REQUIRED TASK: Find each line containing the string "feathers" and return it.

LISTING:
>>
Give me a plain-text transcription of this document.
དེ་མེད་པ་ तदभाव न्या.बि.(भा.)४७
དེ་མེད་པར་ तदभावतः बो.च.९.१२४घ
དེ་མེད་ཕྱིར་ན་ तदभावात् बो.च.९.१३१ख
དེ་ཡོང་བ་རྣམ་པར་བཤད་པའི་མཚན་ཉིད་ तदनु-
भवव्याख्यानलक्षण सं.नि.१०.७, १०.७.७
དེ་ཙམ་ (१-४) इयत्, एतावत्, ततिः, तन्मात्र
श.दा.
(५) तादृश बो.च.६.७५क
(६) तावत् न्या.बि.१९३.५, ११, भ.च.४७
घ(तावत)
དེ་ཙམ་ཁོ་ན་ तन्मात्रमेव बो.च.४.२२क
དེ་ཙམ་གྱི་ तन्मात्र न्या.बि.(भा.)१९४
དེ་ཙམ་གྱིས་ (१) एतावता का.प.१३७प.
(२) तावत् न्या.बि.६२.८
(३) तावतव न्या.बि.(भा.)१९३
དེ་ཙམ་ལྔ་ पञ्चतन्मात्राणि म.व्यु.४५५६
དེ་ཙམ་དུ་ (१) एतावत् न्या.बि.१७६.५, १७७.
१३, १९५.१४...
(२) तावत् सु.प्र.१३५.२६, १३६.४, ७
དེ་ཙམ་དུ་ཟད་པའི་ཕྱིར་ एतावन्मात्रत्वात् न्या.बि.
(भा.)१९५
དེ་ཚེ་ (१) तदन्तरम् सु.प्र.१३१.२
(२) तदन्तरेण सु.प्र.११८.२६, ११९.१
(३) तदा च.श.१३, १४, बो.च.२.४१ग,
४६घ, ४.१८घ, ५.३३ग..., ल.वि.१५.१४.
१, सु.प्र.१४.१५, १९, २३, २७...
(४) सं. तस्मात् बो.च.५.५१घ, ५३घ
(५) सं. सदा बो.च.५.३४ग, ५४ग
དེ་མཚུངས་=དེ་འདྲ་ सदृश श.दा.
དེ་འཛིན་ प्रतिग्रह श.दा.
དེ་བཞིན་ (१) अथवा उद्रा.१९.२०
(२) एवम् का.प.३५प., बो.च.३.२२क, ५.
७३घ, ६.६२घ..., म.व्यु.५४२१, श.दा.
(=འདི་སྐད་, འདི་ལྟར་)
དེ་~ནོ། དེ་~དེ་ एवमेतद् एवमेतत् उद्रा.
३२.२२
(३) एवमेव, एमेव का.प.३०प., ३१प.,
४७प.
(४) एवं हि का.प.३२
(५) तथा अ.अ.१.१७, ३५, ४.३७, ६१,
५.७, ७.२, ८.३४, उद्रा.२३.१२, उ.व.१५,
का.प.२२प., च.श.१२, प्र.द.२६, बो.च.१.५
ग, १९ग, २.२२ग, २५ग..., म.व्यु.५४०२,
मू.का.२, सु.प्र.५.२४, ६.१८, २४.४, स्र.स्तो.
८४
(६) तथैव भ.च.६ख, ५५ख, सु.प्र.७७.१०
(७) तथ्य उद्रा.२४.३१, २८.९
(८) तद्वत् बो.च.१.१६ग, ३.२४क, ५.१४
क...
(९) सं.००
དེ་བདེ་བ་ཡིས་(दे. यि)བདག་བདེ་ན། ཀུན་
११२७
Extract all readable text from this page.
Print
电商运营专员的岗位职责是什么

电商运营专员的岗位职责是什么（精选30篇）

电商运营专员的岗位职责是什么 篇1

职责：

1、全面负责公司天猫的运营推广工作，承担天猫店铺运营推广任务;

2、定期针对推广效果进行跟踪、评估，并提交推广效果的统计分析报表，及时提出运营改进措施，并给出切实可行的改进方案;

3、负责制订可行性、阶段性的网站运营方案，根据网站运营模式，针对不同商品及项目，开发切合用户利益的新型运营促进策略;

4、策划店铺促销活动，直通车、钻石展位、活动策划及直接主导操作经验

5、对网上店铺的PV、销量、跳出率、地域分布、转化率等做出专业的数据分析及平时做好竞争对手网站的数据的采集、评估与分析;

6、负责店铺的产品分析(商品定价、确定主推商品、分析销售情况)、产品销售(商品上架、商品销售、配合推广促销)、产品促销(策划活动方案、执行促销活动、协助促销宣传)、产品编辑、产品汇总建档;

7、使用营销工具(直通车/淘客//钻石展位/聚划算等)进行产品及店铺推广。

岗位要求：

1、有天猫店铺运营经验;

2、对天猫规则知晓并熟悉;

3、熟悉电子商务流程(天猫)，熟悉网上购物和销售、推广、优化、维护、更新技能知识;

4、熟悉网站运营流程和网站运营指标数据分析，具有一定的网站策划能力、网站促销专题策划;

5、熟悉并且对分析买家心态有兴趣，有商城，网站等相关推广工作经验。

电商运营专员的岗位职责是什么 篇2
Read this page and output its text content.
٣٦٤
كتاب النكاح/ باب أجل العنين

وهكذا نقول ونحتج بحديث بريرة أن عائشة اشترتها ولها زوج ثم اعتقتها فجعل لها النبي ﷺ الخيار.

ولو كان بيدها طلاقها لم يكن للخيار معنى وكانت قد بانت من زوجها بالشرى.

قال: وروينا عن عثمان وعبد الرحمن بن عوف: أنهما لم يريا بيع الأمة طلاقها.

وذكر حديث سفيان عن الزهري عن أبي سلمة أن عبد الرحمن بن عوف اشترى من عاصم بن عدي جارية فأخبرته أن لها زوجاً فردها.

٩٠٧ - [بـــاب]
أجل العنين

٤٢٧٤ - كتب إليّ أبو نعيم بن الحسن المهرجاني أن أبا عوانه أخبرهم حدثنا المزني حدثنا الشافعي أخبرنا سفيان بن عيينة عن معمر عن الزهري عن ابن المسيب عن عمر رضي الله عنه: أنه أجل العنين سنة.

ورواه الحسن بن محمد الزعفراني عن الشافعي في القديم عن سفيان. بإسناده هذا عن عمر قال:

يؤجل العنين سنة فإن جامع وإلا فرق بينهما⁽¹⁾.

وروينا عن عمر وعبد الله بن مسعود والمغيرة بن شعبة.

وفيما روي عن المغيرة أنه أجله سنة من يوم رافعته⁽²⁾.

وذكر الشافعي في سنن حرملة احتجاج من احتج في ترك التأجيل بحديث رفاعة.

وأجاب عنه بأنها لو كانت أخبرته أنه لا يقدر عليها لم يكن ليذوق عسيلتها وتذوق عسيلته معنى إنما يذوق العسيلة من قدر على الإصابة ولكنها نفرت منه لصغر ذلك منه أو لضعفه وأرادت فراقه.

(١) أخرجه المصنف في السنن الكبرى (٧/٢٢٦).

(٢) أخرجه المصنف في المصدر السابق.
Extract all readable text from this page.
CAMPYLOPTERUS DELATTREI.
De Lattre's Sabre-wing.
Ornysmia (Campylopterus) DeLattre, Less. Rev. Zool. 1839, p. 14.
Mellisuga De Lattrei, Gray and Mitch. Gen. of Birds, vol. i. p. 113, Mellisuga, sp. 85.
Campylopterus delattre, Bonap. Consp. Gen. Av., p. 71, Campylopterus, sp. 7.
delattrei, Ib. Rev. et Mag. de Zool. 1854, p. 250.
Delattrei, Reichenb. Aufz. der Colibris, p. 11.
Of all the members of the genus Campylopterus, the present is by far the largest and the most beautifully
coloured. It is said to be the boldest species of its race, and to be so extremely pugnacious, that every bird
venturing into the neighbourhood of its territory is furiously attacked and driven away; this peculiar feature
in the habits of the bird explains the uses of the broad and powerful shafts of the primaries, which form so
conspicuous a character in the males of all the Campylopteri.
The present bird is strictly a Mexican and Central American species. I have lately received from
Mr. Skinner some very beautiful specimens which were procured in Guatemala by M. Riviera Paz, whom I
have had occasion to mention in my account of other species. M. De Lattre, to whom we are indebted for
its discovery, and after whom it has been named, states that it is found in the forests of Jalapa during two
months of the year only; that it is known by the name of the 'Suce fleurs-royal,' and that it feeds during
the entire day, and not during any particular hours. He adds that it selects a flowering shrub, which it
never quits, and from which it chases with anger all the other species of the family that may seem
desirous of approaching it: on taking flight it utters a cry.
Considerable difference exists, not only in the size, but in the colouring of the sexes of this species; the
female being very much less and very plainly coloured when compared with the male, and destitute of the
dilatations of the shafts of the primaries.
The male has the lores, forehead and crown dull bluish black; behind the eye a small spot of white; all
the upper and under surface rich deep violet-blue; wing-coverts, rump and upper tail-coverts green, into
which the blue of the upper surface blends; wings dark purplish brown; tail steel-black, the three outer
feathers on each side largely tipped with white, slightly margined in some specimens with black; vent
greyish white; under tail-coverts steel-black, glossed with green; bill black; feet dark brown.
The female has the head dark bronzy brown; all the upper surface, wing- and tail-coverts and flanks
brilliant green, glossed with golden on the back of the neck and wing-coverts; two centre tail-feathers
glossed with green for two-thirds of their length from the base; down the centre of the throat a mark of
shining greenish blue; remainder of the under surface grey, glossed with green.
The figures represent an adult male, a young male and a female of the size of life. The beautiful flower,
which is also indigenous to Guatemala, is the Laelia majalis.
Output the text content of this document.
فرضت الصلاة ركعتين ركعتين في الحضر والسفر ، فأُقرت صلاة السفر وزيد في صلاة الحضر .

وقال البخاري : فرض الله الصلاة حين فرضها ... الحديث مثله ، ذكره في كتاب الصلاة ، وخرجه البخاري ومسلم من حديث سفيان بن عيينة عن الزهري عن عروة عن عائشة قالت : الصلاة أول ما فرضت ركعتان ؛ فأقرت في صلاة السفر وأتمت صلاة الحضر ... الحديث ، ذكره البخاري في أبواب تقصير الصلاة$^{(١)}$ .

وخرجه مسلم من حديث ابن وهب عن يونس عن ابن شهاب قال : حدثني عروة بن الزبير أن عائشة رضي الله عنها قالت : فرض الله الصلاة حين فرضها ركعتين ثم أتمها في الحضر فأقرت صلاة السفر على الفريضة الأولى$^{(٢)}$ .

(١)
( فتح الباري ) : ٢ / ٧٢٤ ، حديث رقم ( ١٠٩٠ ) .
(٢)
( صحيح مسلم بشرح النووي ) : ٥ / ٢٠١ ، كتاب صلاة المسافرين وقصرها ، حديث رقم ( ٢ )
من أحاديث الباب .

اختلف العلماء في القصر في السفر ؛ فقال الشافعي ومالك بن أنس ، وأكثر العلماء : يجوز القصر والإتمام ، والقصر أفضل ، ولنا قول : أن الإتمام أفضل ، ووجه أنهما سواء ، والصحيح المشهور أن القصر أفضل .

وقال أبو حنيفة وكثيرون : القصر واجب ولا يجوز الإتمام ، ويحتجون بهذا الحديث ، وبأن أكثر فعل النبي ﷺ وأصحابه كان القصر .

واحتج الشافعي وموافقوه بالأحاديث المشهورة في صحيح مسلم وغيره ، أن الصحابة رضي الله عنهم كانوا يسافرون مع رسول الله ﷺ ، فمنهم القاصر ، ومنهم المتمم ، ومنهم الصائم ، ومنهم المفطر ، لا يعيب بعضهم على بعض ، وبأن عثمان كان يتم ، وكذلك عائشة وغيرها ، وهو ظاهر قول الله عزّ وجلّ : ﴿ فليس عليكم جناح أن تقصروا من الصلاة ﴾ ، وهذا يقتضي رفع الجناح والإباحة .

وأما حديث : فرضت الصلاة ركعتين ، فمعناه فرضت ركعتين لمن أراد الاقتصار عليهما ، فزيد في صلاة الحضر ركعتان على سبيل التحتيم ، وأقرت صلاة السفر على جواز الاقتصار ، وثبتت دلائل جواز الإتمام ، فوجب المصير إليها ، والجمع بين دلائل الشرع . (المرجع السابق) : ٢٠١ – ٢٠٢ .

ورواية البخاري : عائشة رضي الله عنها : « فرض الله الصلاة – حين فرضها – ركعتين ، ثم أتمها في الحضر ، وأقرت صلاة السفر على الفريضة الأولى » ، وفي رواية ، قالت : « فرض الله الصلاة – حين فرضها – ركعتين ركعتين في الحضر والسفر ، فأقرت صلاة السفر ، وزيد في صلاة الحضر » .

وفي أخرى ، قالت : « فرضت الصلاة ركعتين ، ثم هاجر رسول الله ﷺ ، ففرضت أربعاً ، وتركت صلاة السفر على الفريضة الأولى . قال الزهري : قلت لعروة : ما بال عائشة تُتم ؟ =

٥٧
<<
FINAL RESULT:
feathers on each side largely tipped with white, slightly margined in some specimens with black; vent
brilliant green, glossed with golden on the back of the neck and wing-coverts; two centre tail-feathers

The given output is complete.